Challenge - Write out the listing beneath this instruction in its entirety, exactly as it reads.

[Stored items]
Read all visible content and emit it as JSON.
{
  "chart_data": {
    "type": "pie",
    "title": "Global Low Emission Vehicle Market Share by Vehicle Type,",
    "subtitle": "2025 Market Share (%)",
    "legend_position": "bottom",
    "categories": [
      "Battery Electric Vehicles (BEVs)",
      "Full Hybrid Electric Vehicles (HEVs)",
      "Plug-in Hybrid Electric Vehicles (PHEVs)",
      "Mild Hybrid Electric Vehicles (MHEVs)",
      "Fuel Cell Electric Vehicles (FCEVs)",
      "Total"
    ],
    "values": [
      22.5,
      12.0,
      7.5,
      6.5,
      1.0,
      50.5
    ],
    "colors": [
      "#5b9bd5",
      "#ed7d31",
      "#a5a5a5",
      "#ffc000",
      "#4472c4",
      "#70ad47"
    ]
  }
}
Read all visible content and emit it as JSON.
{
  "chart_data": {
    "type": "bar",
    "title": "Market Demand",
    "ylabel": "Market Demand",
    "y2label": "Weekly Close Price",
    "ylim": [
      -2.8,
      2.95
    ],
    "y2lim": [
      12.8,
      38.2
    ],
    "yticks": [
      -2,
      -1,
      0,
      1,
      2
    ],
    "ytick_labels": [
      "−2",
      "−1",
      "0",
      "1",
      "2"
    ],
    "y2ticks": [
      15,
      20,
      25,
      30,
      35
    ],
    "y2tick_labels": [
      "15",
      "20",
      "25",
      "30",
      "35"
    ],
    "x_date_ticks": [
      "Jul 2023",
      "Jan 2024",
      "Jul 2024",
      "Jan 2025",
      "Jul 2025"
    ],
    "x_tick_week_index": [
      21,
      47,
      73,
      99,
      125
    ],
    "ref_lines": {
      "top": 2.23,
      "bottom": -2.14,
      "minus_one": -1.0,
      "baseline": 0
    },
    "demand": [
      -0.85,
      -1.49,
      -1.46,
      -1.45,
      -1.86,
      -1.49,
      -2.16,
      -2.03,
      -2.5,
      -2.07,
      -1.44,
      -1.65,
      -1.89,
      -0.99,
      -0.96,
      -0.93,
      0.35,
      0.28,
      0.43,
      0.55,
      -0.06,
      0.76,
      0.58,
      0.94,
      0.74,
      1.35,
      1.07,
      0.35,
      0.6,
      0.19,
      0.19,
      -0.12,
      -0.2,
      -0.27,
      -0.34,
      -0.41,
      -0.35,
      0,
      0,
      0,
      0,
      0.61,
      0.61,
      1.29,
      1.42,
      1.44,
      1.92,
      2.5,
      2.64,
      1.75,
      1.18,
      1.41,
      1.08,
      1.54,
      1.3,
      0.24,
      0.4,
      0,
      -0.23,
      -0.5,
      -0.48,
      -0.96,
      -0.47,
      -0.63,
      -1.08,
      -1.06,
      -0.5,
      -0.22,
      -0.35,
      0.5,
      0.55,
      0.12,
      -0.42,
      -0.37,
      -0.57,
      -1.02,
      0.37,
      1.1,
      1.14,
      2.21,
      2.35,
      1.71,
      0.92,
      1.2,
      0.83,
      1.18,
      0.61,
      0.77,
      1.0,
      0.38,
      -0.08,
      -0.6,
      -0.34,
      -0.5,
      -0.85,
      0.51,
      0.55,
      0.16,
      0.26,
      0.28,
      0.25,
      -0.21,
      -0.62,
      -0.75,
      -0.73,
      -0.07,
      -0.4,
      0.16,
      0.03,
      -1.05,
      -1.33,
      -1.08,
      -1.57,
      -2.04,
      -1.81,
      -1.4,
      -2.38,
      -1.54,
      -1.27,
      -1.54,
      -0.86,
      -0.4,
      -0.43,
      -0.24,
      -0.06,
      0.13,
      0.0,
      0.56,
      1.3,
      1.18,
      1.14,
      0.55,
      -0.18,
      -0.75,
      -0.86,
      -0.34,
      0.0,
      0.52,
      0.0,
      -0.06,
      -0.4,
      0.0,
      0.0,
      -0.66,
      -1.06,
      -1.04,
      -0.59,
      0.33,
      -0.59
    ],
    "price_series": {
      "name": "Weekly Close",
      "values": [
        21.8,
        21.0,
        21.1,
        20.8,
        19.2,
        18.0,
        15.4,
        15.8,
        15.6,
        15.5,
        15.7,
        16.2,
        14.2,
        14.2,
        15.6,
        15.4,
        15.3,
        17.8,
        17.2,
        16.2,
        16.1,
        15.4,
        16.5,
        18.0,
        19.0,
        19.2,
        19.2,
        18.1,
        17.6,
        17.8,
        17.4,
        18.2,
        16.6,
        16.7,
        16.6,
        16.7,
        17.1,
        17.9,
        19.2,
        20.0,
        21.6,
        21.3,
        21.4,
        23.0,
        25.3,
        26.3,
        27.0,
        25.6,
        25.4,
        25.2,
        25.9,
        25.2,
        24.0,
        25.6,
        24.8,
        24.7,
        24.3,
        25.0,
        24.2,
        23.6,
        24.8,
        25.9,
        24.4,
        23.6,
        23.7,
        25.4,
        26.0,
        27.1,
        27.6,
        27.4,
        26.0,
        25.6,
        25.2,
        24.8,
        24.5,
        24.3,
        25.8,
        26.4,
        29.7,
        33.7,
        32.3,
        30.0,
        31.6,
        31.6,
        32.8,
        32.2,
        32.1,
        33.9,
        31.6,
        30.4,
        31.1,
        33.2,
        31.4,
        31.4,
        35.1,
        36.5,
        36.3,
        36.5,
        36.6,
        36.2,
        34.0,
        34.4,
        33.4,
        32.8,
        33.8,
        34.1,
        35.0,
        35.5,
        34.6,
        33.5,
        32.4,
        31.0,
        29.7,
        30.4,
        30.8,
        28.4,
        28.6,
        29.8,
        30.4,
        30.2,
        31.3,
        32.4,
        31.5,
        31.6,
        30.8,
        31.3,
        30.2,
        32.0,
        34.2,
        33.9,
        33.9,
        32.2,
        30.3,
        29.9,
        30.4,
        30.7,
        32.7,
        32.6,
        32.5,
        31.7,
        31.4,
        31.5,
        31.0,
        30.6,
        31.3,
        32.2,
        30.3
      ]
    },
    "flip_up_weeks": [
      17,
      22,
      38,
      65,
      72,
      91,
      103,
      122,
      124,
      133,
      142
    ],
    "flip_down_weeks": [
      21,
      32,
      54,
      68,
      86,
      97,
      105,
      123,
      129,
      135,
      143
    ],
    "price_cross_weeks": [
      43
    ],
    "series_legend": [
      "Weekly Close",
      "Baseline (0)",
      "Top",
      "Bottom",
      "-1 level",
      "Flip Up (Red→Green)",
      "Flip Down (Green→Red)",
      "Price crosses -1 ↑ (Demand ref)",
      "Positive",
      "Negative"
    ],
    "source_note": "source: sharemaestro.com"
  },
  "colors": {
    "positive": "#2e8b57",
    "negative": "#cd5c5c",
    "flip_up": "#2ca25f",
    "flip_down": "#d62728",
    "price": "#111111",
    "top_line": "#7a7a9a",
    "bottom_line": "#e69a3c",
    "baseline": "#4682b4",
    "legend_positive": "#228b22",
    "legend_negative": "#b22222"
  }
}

Completed exercise -
Read all visible content and emit it as JSON.
{
  "chart_data": {
    "type": "pie",
    "title": "Global Low Emission Vehicle Market Share by Vehicle Type,",
    "subtitle": "2025 Market Share (%)",
    "legend_position": "bottom",
    "categories": [
      "Battery Electric Vehicles (BEVs)",
      "Full Hybrid Electric Vehicles (HEVs)",
      "Plug-in Hybrid Electric Vehicles (PHEVs)",
      "Mild Hybrid Electric Vehicles (MHEVs)",
      "Fuel Cell Electric Vehicles (FCEVs)",
      "Total"
    ],
    "values": [
      22.5,
      12.0,
      7.5,
      6.5,
      1.0,
      50.5
    ],
    "colors": [
      "#5b9bd5",
      "#ed7d31",
      "#a5a5a5",
      "#ffc000",
      "#4472c4",
      "#70ad47"
    ]
  }
}
Read all visible content and emit it as JSON.
{
  "chart_data": {
    "type": "bar",
    "title": "Market Demand",
    "ylabel": "Market Demand",
    "y2label": "Weekly Close Price",
    "ylim": [
      -2.8,
      2.95
    ],
    "y2lim": [
      12.8,
      38.2
    ],
    "yticks": [
      -2,
      -1,
      0,
      1,
      2
    ],
    "ytick_labels": [
      "−2",
      "−1",
      "0",
      "1",
      "2"
    ],
    "y2ticks": [
      15,
      20,
      25,
      30,
      35
    ],
    "y2tick_labels": [
      "15",
      "20",
      "25",
      "30",
      "35"
    ],
    "x_date_ticks": [
      "Jul 2023",
      "Jan 2024",
      "Jul 2024",
      "Jan 2025",
      "Jul 2025"
    ],
    "x_tick_week_index": [
      21,
      47,
      73,
      99,
      125
    ],
    "ref_lines": {
      "top": 2.23,
      "bottom": -2.14,
      "minus_one": -1.0,
      "baseline": 0
    },
    "demand": [
      -0.85,
      -1.49,
      -1.46,
      -1.45,
      -1.86,
      -1.49,
      -2.16,
      -2.03,
      -2.5,
      -2.07,
      -1.44,
      -1.65,
      -1.89,
      -0.99,
      -0.96,
      -0.93,
      0.35,
      0.28,
      0.43,
      0.55,
      -0.06,
      0.76,
      0.58,
      0.94,
      0.74,
      1.35,
      1.07,
      0.35,
      0.6,
      0.19,
      0.19,
      -0.12,
      -0.2,
      -0.27,
      -0.34,
      -0.41,
      -0.35,
      0,
      0,
      0,
      0,
      0.61,
      0.61,
      1.29,
      1.42,
      1.44,
      1.92,
      2.5,
      2.64,
      1.75,
      1.18,
      1.41,
      1.08,
      1.54,
      1.3,
      0.24,
      0.4,
      0,
      -0.23,
      -0.5,
      -0.48,
      -0.96,
      -0.47,
      -0.63,
      -1.08,
      -1.06,
      -0.5,
      -0.22,
      -0.35,
      0.5,
      0.55,
      0.12,
      -0.42,
      -0.37,
      -0.57,
      -1.02,
      0.37,
      1.1,
      1.14,
      2.21,
      2.35,
      1.71,
      0.92,
      1.2,
      0.83,
      1.18,
      0.61,
      0.77,
      1.0,
      0.38,
      -0.08,
      -0.6,
      -0.34,
      -0.5,
      -0.85,
      0.51,
      0.55,
      0.16,
      0.26,
      0.28,
      0.25,
      -0.21,
      -0.62,
      -0.75,
      -0.73,
      -0.07,
      -0.4,
      0.16,
      0.03,
      -1.05,
      -1.33,
      -1.08,
      -1.57,
      -2.04,
      -1.81,
      -1.4,
      -2.38,
      -1.54,
      -1.27,
      -1.54,
      -0.86,
      -0.4,
      -0.43,
      -0.24,
      -0.06,
      0.13,
      0.0,
      0.56,
      1.3,
      1.18,
      1.14,
      0.55,
      -0.18,
      -0.75,
      -0.86,
      -0.34,
      0.0,
      0.52,
      0.0,
      -0.06,
      -0.4,
      0.0,
      0.0,
      -0.66,
      -1.06,
      -1.04,
      -0.59,
      0.33,
      -0.59
    ],
    "price_series": {
      "name": "Weekly Close",
      "values": [
        21.8,
        21.0,
        21.1,
        20.8,
        19.2,
        18.0,
        15.4,
        15.8,
        15.6,
        15.5,
        15.7,
        16.2,
        14.2,
        14.2,
        15.6,
        15.4,
        15.3,
        17.8,
        17.2,
        16.2,
        16.1,
        15.4,
        16.5,
        18.0,
        19.0,
        19.2,
        19.2,
        18.1,
        17.6,
        17.8,
        17.4,
        18.2,
        16.6,
        16.7,
        16.6,
        16.7,
        17.1,
        17.9,
        19.2,
        20.0,
        21.6,
        21.3,
        21.4,
        23.0,
        25.3,
        26.3,
        27.0,
        25.6,
        25.4,
        25.2,
        25.9,
        25.2,
        24.0,
        25.6,
        24.8,
        24.7,
        24.3,
        25.0,
        24.2,
        23.6,
        24.8,
        25.9,
        24.4,
        23.6,
        23.7,
        25.4,
        26.0,
        27.1,
        27.6,
        27.4,
        26.0,
        25.6,
        25.2,
        24.8,
        24.5,
        24.3,
        25.8,
        26.4,
        29.7,
        33.7,
        32.3,
        30.0,
        31.6,
        31.6,
        32.8,
        32.2,
        32.1,
        33.9,
        31.6,
        30.4,
        31.1,
        33.2,
        31.4,
        31.4,
        35.1,
        36.5,
        36.3,
        36.5,
        36.6,
        36.2,
        34.0,
        34.4,
        33.4,
        32.8,
        33.8,
        34.1,
        35.0,
        35.5,
        34.6,
        33.5,
        32.4,
        31.0,
        29.7,
        30.4,
        30.8,
        28.4,
        28.6,
        29.8,
        30.4,
        30.2,
        31.3,
        32.4,
        31.5,
        31.6,
        30.8,
        31.3,
        30.2,
        32.0,
        34.2,
        33.9,
        33.9,
        32.2,
        30.3,
        29.9,
        30.4,
        30.7,
        32.7,
        32.6,
        32.5,
        31.7,
        31.4,
        31.5,
        31.0,
        30.6,
        31.3,
        32.2,
        30.3
      ]
    },
    "flip_up_weeks": [
      17,
      22,
      38,
      65,
      72,
      91,
      103,
      122,
      124,
      133,
      142
    ],
    "flip_down_weeks": [
      21,
      32,
      54,
      68,
      86,
      97,
      105,
      123,
      129,
      135,
      143
    ],
    "price_cross_weeks": [
      43
    ],
    "series_legend": [
      "Weekly Close",
      "Baseline (0)",
      "Top",
      "Bottom",
      "-1 level",
      "Flip Up (Red→Green)",
      "Flip Down (Green→Red)",
      "Price crosses -1 ↑ (Demand ref)",
      "Positive",
      "Negative"
    ],
    "source_note": "source: sharemaestro.com"
  },
  "colors": {
    "positive": "#2e8b57",
    "negative": "#cd5c5c",
    "flip_up": "#2ca25f",
    "flip_down": "#d62728",
    "price": "#111111",
    "top_line": "#7a7a9a",
    "bottom_line": "#e69a3c",
    "baseline": "#4682b4",
    "legend_positive": "#228b22",
    "legend_negative": "#b22222"
  }
}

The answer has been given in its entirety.